= Data records =
● ● ● ● ● ● ●

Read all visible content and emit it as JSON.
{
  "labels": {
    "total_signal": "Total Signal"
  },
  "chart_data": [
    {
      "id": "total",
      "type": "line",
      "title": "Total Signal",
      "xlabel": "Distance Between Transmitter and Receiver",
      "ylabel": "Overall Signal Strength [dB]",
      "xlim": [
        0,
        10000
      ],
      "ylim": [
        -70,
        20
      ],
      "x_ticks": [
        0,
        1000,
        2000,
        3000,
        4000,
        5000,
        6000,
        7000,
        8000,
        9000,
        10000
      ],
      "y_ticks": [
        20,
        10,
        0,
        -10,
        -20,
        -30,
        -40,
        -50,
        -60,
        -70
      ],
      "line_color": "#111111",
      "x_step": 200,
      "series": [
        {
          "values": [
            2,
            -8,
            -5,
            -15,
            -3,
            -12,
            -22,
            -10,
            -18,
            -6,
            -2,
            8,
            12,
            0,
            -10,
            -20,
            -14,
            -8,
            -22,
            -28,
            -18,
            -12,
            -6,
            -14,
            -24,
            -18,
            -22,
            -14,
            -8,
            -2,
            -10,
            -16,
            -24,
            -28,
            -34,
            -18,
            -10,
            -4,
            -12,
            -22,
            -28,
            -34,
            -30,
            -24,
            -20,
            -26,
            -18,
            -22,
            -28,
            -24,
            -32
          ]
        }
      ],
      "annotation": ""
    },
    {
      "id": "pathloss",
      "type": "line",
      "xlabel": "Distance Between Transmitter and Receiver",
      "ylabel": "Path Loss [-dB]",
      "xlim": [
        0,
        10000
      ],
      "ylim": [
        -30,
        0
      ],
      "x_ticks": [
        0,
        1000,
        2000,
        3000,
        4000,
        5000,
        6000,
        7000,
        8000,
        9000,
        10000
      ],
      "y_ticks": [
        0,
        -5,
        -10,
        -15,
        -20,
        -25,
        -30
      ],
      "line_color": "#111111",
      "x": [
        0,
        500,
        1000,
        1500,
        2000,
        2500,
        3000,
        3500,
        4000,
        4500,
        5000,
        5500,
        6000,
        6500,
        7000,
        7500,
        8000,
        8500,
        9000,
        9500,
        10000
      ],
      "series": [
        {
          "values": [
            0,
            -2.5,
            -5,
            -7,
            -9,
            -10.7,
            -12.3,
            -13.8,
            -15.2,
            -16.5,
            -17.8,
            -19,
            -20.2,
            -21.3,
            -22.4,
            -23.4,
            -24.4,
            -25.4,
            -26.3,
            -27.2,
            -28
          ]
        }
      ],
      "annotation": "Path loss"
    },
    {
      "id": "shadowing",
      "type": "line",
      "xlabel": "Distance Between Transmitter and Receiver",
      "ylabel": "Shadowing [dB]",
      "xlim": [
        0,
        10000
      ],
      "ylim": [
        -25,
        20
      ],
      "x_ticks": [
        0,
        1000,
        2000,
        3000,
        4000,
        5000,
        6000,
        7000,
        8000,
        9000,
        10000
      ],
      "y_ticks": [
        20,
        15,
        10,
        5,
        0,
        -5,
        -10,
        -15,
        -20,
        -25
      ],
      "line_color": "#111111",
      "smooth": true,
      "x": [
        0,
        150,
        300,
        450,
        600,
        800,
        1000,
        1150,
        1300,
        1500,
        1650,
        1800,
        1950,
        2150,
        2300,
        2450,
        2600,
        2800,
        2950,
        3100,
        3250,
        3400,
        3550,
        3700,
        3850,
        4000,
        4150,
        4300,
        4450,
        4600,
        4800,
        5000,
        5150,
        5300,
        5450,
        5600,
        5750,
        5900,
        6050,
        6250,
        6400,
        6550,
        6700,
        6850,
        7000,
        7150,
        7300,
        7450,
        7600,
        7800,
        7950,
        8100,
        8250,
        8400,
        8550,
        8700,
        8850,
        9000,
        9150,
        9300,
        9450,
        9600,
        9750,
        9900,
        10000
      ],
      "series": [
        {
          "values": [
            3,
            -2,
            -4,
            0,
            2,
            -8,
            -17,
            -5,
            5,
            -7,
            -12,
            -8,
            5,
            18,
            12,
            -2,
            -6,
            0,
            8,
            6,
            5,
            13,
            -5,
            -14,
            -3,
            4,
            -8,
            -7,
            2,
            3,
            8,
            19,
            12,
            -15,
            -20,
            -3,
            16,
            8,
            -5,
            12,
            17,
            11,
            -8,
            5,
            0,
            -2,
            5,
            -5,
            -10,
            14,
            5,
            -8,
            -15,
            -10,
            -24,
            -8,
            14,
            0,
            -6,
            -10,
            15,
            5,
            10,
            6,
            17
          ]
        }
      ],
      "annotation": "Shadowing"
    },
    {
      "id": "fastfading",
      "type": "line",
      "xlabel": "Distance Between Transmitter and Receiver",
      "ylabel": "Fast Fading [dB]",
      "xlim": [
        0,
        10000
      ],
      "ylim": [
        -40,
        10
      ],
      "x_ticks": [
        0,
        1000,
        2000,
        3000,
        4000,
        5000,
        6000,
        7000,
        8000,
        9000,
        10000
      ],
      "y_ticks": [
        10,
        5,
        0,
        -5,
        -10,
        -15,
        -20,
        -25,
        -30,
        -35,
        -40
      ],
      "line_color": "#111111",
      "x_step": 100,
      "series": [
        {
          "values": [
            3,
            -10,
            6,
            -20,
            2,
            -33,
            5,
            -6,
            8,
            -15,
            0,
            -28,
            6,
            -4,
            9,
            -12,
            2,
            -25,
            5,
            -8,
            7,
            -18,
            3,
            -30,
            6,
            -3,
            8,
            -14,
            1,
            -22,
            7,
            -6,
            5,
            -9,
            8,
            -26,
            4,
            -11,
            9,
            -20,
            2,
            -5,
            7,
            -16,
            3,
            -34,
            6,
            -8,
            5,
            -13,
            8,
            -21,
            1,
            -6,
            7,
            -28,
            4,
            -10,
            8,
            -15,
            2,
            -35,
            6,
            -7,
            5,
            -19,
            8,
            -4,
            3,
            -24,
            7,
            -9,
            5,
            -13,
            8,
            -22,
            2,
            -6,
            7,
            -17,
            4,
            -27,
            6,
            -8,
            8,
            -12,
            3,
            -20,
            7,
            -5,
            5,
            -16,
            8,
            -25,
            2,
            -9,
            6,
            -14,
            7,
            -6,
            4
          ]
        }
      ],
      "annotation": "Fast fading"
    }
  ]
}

● ● ● ● ● ● ●

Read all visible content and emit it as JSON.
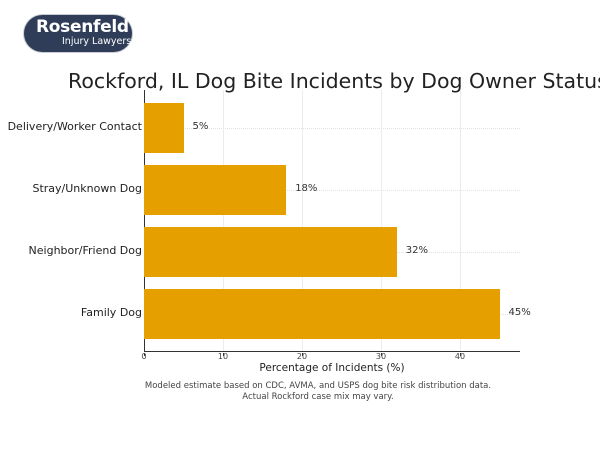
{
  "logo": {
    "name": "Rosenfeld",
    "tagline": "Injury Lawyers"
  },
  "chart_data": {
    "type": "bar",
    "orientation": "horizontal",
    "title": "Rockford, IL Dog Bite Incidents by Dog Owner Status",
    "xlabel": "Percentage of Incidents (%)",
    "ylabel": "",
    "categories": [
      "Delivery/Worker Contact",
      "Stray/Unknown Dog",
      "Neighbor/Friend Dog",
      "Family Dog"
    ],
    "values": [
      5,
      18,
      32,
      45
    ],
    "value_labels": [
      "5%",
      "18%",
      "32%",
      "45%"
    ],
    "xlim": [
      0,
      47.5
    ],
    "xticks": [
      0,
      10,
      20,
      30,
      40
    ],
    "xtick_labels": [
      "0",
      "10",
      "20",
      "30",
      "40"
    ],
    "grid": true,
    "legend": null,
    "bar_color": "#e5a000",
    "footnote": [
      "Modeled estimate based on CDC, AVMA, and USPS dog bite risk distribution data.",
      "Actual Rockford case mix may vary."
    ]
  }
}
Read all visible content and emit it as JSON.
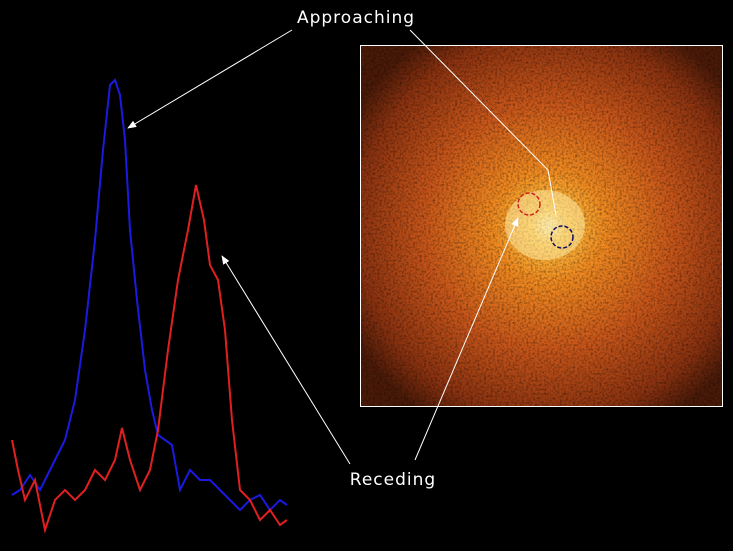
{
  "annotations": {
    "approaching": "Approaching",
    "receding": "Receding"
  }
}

● ● ● ● ● ● ●

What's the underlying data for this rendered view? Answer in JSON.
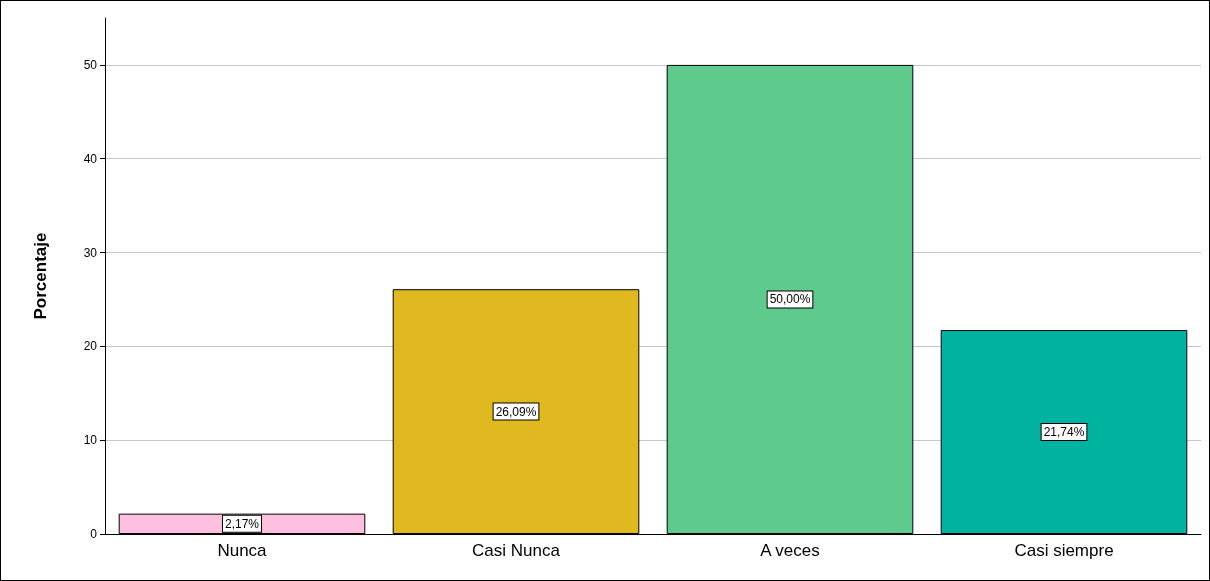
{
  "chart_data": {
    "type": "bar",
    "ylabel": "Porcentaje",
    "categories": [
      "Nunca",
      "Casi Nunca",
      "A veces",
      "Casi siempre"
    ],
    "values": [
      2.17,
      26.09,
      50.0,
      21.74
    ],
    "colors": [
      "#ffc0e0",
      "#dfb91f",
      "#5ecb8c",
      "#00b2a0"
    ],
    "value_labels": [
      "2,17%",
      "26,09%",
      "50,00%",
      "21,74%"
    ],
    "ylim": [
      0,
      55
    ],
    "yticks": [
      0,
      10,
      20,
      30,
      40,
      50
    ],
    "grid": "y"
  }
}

● ● ● ● ● ● ●

= What is asked =
Extract all lines from the data in which "ylabel" is found.

= Answer to the task =
      "ylabel": "Overall Signal Strength [dB]",
      "ylabel": "Path Loss [-dB]",
      "ylabel": "Shadowing [dB]",
      "ylabel": "Fast Fading [dB]",
    "ylabel": "",
    "ylabel": "Porcentaje",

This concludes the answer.